§ Task directions
Set the following entries down again exactly, line by line.

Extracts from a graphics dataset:

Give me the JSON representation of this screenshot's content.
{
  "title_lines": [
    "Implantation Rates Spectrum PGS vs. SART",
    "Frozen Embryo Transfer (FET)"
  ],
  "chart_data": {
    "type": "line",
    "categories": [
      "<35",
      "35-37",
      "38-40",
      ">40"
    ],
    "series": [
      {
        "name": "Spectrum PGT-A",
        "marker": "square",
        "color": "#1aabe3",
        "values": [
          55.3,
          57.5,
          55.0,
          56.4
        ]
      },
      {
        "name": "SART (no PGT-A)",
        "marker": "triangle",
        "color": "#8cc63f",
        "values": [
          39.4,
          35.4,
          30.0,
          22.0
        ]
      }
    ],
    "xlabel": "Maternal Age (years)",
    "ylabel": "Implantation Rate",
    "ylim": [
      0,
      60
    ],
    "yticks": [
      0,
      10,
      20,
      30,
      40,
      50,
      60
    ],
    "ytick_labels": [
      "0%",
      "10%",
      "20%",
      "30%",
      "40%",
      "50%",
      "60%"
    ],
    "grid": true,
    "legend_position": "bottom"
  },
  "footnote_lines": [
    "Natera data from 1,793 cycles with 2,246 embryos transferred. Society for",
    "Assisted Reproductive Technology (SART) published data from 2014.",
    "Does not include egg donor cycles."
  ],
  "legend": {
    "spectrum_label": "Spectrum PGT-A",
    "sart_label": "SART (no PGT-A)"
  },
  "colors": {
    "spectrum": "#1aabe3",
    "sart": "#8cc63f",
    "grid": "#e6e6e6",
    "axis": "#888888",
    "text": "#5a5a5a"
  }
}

§ Exercise output
Give me the JSON representation of this screenshot's content.
{
  "title_lines": [
    "Implantation Rates Spectrum PGS vs. SART",
    "Frozen Embryo Transfer (FET)"
  ],
  "chart_data": {
    "type": "line",
    "categories": [
      "<35",
      "35-37",
      "38-40",
      ">40"
    ],
    "series": [
      {
        "name": "Spectrum PGT-A",
        "marker": "square",
        "color": "#1aabe3",
        "values": [
          55.3,
          57.5,
          55.0,
          56.4
        ]
      },
      {
        "name": "SART (no PGT-A)",
        "marker": "triangle",
        "color": "#8cc63f",
        "values": [
          39.4,
          35.4,
          30.0,
          22.0
        ]
      }
    ],
    "xlabel": "Maternal Age (years)",
    "ylabel": "Implantation Rate",
    "ylim": [
      0,
      60
    ],
    "yticks": [
      0,
      10,
      20,
      30,
      40,
      50,
      60
    ],
    "ytick_labels": [
      "0%",
      "10%",
      "20%",
      "30%",
      "40%",
      "50%",
      "60%"
    ],
    "grid": true,
    "legend_position": "bottom"
  },
  "footnote_lines": [
    "Natera data from 1,793 cycles with 2,246 embryos transferred. Society for",
    "Assisted Reproductive Technology (SART) published data from 2014.",
    "Does not include egg donor cycles."
  ],
  "legend": {
    "spectrum_label": "Spectrum PGT-A",
    "sart_label": "SART (no PGT-A)"
  },
  "colors": {
    "spectrum": "#1aabe3",
    "sart": "#8cc63f",
    "grid": "#e6e6e6",
    "axis": "#888888",
    "text": "#5a5a5a"
  }
}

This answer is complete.